Written task: Repeat every record below exactly as it appears.
Data supplied start
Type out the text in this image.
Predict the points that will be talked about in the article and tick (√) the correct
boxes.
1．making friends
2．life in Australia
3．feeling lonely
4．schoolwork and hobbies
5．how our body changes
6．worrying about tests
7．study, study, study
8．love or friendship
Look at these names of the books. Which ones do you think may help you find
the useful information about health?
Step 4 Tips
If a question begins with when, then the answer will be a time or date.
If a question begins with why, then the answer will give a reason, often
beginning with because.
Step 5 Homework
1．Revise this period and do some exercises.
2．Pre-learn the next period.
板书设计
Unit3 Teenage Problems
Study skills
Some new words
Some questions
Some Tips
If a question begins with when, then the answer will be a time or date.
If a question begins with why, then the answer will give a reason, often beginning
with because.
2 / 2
Data supplied end
Right answer:
Type out the text in this image.
Predict the points that will be talked about in the article and tick (√) the correct
boxes.
1．making friends
2．life in Australia
3．feeling lonely
4．schoolwork and hobbies
5．how our body changes
6．worrying about tests
7．study, study, study
8．love or friendship
Look at these names of the books. Which ones do you think may help you find
the useful information about health?
Step 4 Tips
If a question begins with when, then the answer will be a time or date.
If a question begins with why, then the answer will give a reason, often
beginning with because.
Step 5 Homework
1．Revise this period and do some exercises.
2．Pre-learn the next period.
板书设计
Unit3 Teenage Problems
Study skills
Some new words
Some questions
Some Tips
If a question begins with when, then the answer will be a time or date.
If a question begins with why, then the answer will give a reason, often beginning
with because.
2 / 2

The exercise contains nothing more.